* _Task directions_: Find and return each line containing "timestamp".

* _Information shown_:
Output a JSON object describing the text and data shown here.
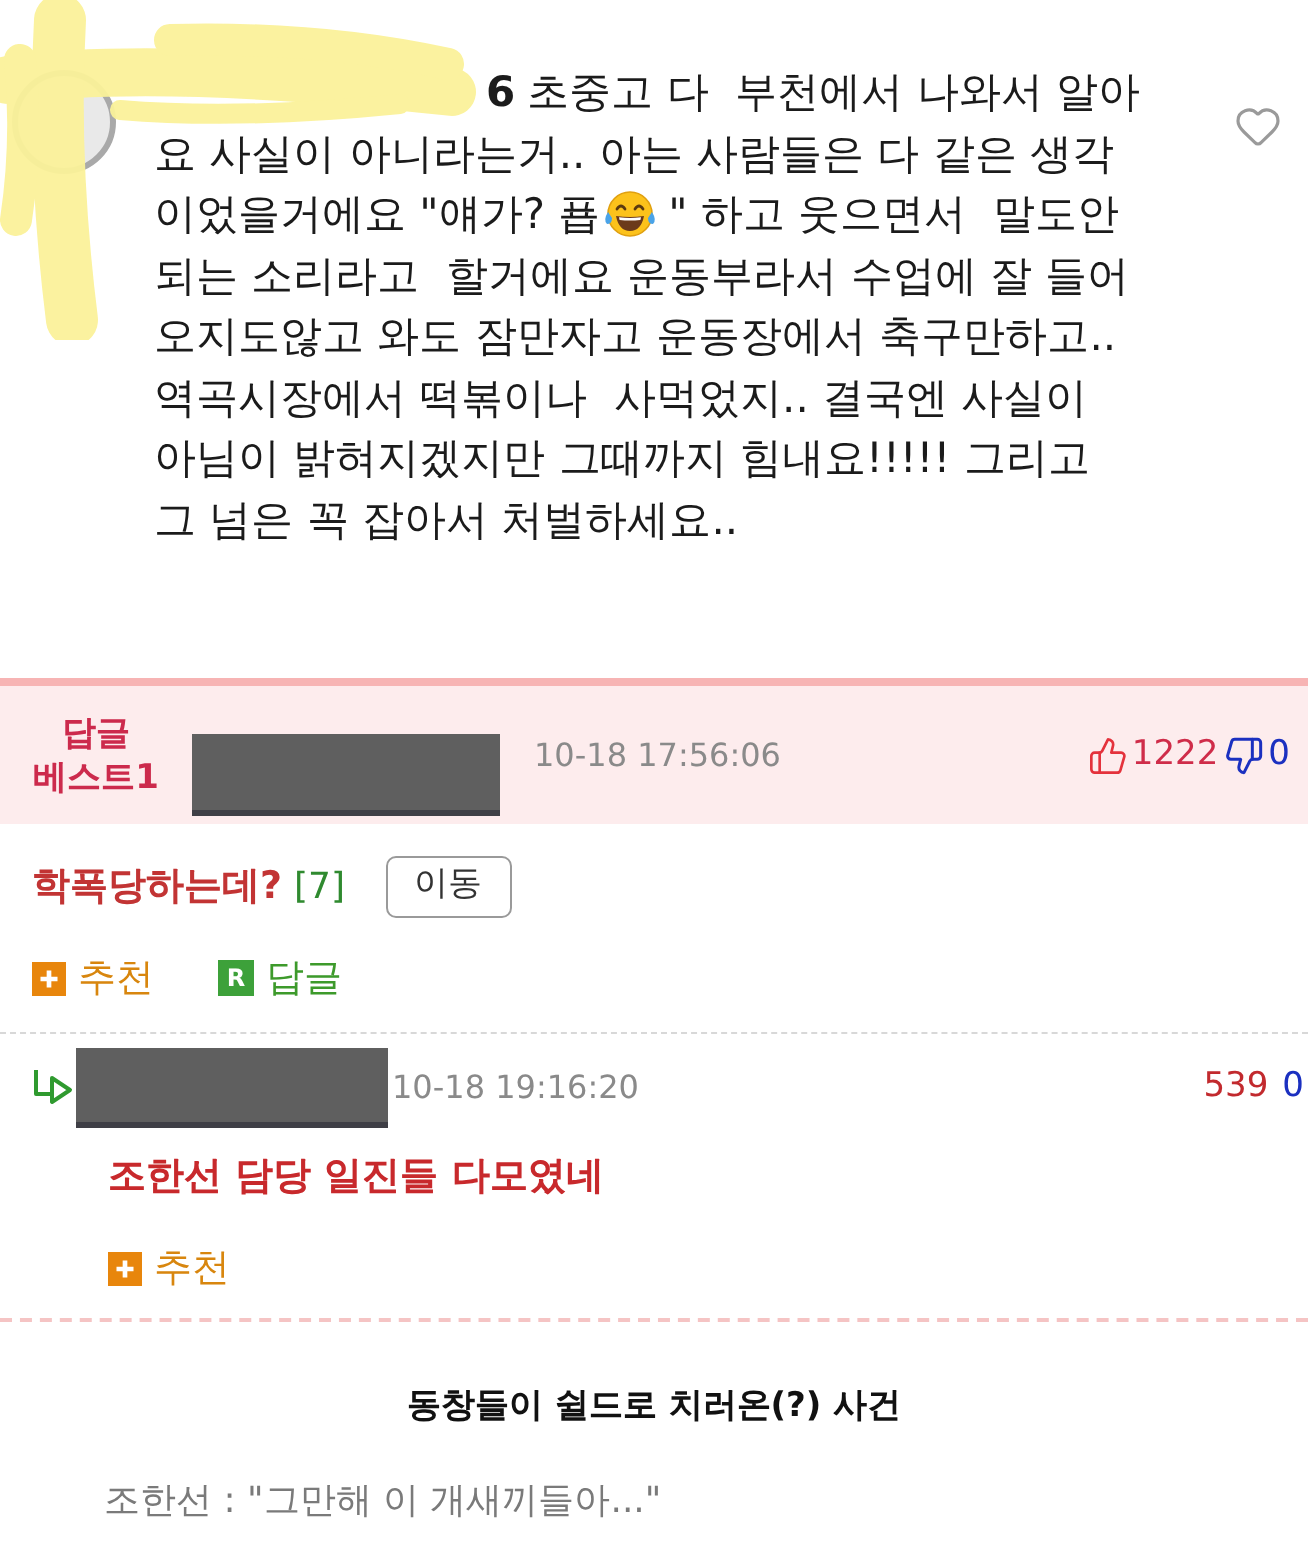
{
  "comment": {
    "username": "6",
    "liked": false,
    "lines": [
      [
        {
          "kind": "text",
          "text": "초중고 다  부천에서 나와서 알아"
        }
      ],
      [
        {
          "kind": "text",
          "text": "요 사실이 아니라는거.. 아는 사람들은 다 같은 생각"
        }
      ],
      [
        {
          "kind": "text",
          "text": "이었을거에요 \"얘가? 푭"
        },
        {
          "kind": "emoji"
        },
        {
          "kind": "text",
          "text": "\" 하고 웃으면서  말도안"
        }
      ],
      [
        {
          "kind": "text",
          "text": "되는 소리라고  할거에요 운동부라서 수업에 잘 들어"
        }
      ],
      [
        {
          "kind": "text",
          "text": "오지도않고 와도 잠만자고 운동장에서 축구만하고.."
        }
      ],
      [
        {
          "kind": "text",
          "text": "역곡시장에서 떡볶이나  사먹었지.. 결국엔 사실이"
        }
      ],
      [
        {
          "kind": "text",
          "text": "아님이 밝혀지겠지만 그때까지 힘내요!!!!! 그리고"
        }
      ],
      [
        {
          "kind": "text",
          "text": "그 넘은 꼭 잡아서 처벌하세요.."
        }
      ]
    ]
  },
  "best_reply": {
    "label": "답글 베스트1",
    "timestamp": "10-18 17:56:06",
    "upvotes": "1222",
    "downvotes": "0",
    "title": "학폭당하는데?",
    "reply_count": "[7]",
    "move_button": "이동",
    "actions": [
      {
        "kind": "recommend",
        "label": "추천"
      },
      {
        "kind": "reply",
        "badge": "R",
        "label": "답글"
      }
    ]
  },
  "reply": {
    "timestamp": "10-18 19:16:20",
    "upvotes": "539",
    "downvotes": "0",
    "text": "조한선 담당 일진들 다모였네",
    "actions": [
      {
        "kind": "recommend",
        "label": "추천"
      }
    ]
  },
  "article": {
    "heading": "동창들이 쉴드로 치러온(?) 사건",
    "quote": "조한선 : \"그만해 이 개새끼들아...\""
  }
}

* _Finished answer_:
    "timestamp": "10-18 17:56:06",
    "timestamp": "10-18 19:16:20",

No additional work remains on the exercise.